● Records supplied
•••••

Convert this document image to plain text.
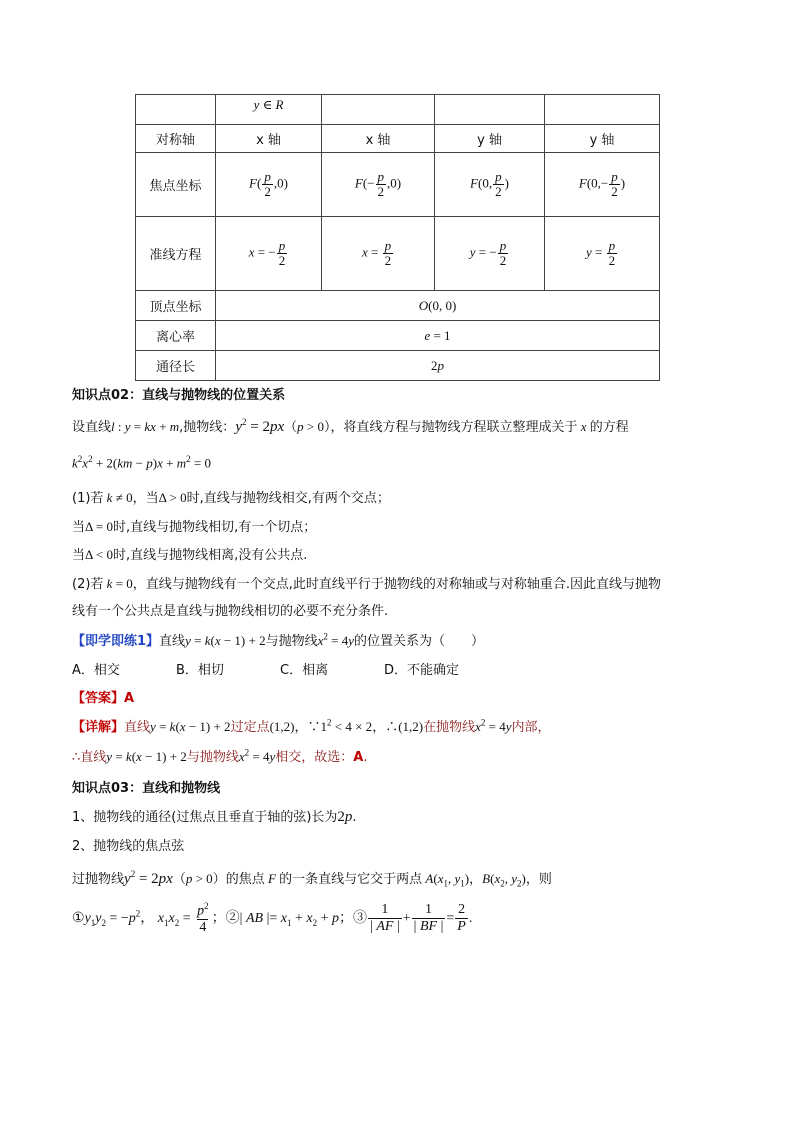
	y ∈ R			
对称轴	x 轴	x 轴	y 轴	y 轴
焦点坐标	$F( \frac{p}{2} ,0)$	$F(- \frac{p}{2} ,0)$	F(0, $\frac{p}{2}$ )	$F(0,- \frac{p}{2}$ )
准线方程	x = − $\frac{p}{2}$	$x = \frac{p}{2}$	y = − $\frac{p}{2}$	$y = \frac{p}{2}$

顶点坐标	O(0, 0)			
离心率	e = 1			
通径长	2p			
知识点02：直线与抛物线的位置关系
设直线l : y = kx + m,抛物线：$y^2 = 2px(p > 0)$，将直线方程与抛物线方程联立整理成关于 x 的方程
$k^2x^2 + 2(km - p)x + m^2 = 0$
(1)若 k ≠ 0，当Δ > 0时,直线与抛物线相交,有两个交点；
当Δ = 0时,直线与抛物线相切,有一个切点；
当Δ < 0时,直线与抛物线相离,没有公共点.
(2)若 k = 0，直线与抛物线有一个交点,此时直线平行于抛物线的对称轴或与对称轴重合.因此直线与抛物
线有一个公共点是直线与抛物线相切的必要不充分条件.
【即学即练1】直线y = k(x − 1) + 2与抛物线$x^2 = 4y$的位置关系为（　　）
A．相交	B．相切	C．相离	D．不能确定
【答案】A
【详解】直线y = k(x − 1) + 2过定点(1,2)，$\because 1^2 < 4 \times 2$，∴(1,2)在抛物线$x^2 = 4y$内部，
∴直线y = k(x − 1) + 2与抛物线$x^2 = 4y$相交，故选：A.
知识点03：直线和抛物线
1、抛物线的通径(过焦点且垂直于轴的弦)长为2p.
2、抛物线的焦点弦
过抛物线$y^2 = 2px(p > 0)$的焦点 F 的一条直线与它交于两点 $A(x_1$, $y_1$)，$B(x_2$, $y_2$)，则
$①y_1y_2 = -p^2$， $x_1x_2 = \frac{p^2}{4}$ ；②| AB |= $x_1 + x_2 + p$；③ $\frac{1}{| AF |} + \frac{1}{| BF |} = \frac{2}{P}$ .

•••••

● Required task
The data above needs to be retyped exactly, with the images left out.

● Task output
Convert this document image to plain text.
	y ∈ R			
对称轴	x 轴	x 轴	y 轴	y 轴
焦点坐标	$F( \frac{p}{2} ,0)$	$F(- \frac{p}{2} ,0)$	F(0, $\frac{p}{2}$ )	$F(0,- \frac{p}{2}$ )
准线方程	x = − $\frac{p}{2}$	$x = \frac{p}{2}$	y = − $\frac{p}{2}$	$y = \frac{p}{2}$

顶点坐标	O(0, 0)			
离心率	e = 1			
通径长	2p			
知识点02：直线与抛物线的位置关系
设直线l : y = kx + m,抛物线：$y^2 = 2px(p > 0)$，将直线方程与抛物线方程联立整理成关于 x 的方程
$k^2x^2 + 2(km - p)x + m^2 = 0$
(1)若 k ≠ 0，当Δ > 0时,直线与抛物线相交,有两个交点；
当Δ = 0时,直线与抛物线相切,有一个切点；
当Δ < 0时,直线与抛物线相离,没有公共点.
(2)若 k = 0，直线与抛物线有一个交点,此时直线平行于抛物线的对称轴或与对称轴重合.因此直线与抛物
线有一个公共点是直线与抛物线相切的必要不充分条件.
【即学即练1】直线y = k(x − 1) + 2与抛物线$x^2 = 4y$的位置关系为（　　）
A．相交	B．相切	C．相离	D．不能确定
【答案】A
【详解】直线y = k(x − 1) + 2过定点(1,2)，$\because 1^2 < 4 \times 2$，∴(1,2)在抛物线$x^2 = 4y$内部，
∴直线y = k(x − 1) + 2与抛物线$x^2 = 4y$相交，故选：A.
知识点03：直线和抛物线
1、抛物线的通径(过焦点且垂直于轴的弦)长为2p.
2、抛物线的焦点弦
过抛物线$y^2 = 2px(p > 0)$的焦点 F 的一条直线与它交于两点 $A(x_1$, $y_1$)，$B(x_2$, $y_2$)，则
$①y_1y_2 = -p^2$， $x_1x_2 = \frac{p^2}{4}$ ；②| AB |= $x_1 + x_2 + p$；③ $\frac{1}{| AF |} + \frac{1}{| BF |} = \frac{2}{P}$ .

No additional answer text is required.